— Source extract —
-- BEGIN --

We perused the menu, which changes weekly, and were happy to find it to be short and very sweet. We couldn't resist starting with the Opah ceviche. I love a good ceviche but hate making them as I can never get the acid to heat ratio correct. This one was perfect. Just enough citrus...just enough heat...not too watery...fantastic. It was the perfect dish to share because it was served with a heaping side of fried veggie chips which invited you to scoop, munch and share.

For his main course Nick chose the bison hanger steak and I chose the cassoulet. I believe they were both $18, and goodness gracious, what a deal.

The minute Nick saw the hanger steak cut of meat on the menu his eyes lit up. Hanger is his favorite cut of meat and one that you don't see often enough(see my post on meats to learn more) . His bison was cooked to a perfect medium rare. It was served with a lovely bourbon sauce and alongside a purple potato and sweet potato hash as well as some smokey braised greens. It was a quintessential fall meal.

My cassoulet(pictured at top of page) was, I thought, the star of the evening. It was more of a deconstructed cassoulet as opposed to a soupy stew. There were a few delicious components on the plate, that eaten all together connected the flavor building blocks of a traditional cassoulet. There was a white, weisswurst type sausage, a smoked, kielbasa type sausage, and the piece de resistance...the shredded duck confit mixed with white beans. To round out the plate there were lovely caramelized brussel sprouts and two yummy little cippolini onions. It was one of the best cassoulets I've ever had...honestly...and after plowing through that mountain of food I couldn't have been happier.

Ok. Strike that "couldn't have been happier" line...because we ended the meal with a cheese course and THAT made me even happier.

-- END --

— Requirement 1 —
Rewrite the stretch of the restaurant review from "My cassoulet(pictured at" through "have been happier.", switching "kielbasa" to "chorizo".
— Requirement 2 —
Which dishes does the restaurant review say were ordered over the course of the meal?

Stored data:
-- BEGIN --

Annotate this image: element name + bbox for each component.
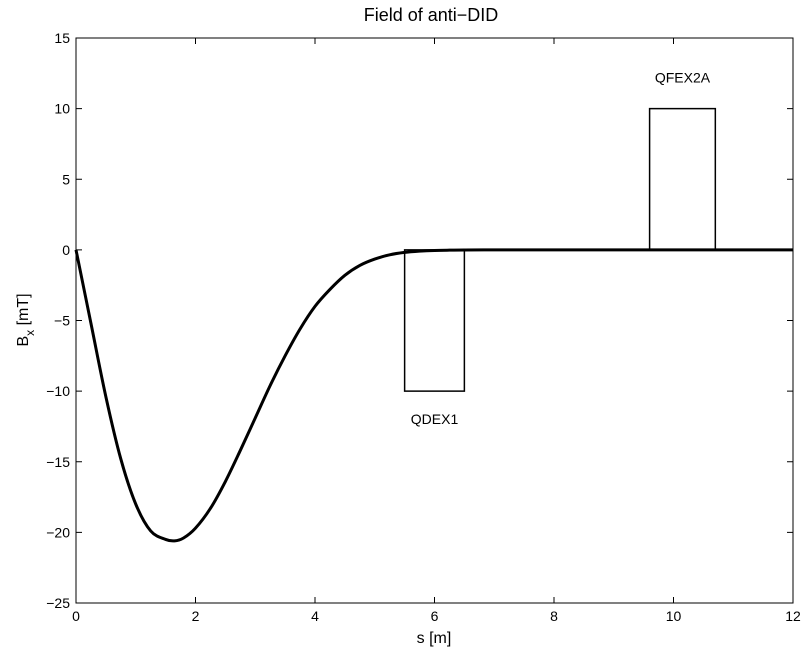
y-tick-label: 15 — [54, 30, 70, 46]
magnet-label-qfex2a: QFEX2A — [655, 70, 711, 86]
plot-area — [75, 37, 794, 604]
magnet-label-qdex1: QDEX1 — [411, 411, 459, 427]
y-tick-label: 10 — [54, 101, 70, 117]
y-axis-label-subscript: x — [23, 330, 37, 336]
x-tick-label: 10 — [666, 608, 682, 624]
y-axis-label-main: B — [15, 336, 32, 347]
y-tick-label: 5 — [62, 171, 70, 187]
x-tick-label: 2 — [192, 608, 200, 624]
x-tick-label: 0 — [72, 608, 80, 624]
chart-title: Field of anti−DID — [364, 5, 499, 25]
x-tick-label: 12 — [785, 608, 801, 624]
y-tick-label: −5 — [54, 313, 70, 329]
axis-ticks: 0 2 4 6 8 10 12 −25 −20 −15 −10 −5 0 5 10 15 — [46, 30, 801, 624]
y-tick-label: −15 — [46, 454, 70, 470]
series-group — [74, 248, 793, 543]
y-tick-label: −20 — [46, 524, 70, 540]
y-axis-label: Bx [mT] — [15, 293, 37, 346]
y-tick-label: −25 — [46, 595, 70, 611]
x-tick-label: 4 — [311, 608, 319, 624]
series-line-bx — [74, 248, 793, 543]
y-axis-label-unit: [mT] — [15, 293, 32, 329]
x-tick-label: 8 — [550, 608, 558, 624]
y-tick-label: 0 — [62, 242, 70, 258]
x-axis-label: s [m] — [417, 630, 452, 647]
x-tick-label: 6 — [431, 608, 439, 624]
y-tick-label: −10 — [46, 383, 70, 399]
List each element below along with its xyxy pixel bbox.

-- END --

— Full output 1 —
My cassoulet(pictured at top of page) was, I thought, the star of the evening. It was more of a deconstructed cassoulet as opposed to a soupy stew. There were a few delicious components on the plate, that eaten all together connected the flavor building blocks of a traditional cassoulet. There was a white, weisswurst type sausage, a smoked, chorizo type sausage, and the piece de resistance...the shredded duck confit mixed with white beans. To round out the plate there were lovely caramelized brussel sprouts and two yummy little cippolini onions. It was one of the best cassoulets I've ever had...honestly...and after plowing through that mountain of food I couldn't have been happier.

— Full output 2 —
- Opah ceviche
- Bison hanger steak
- Cassoulet
- Cheese course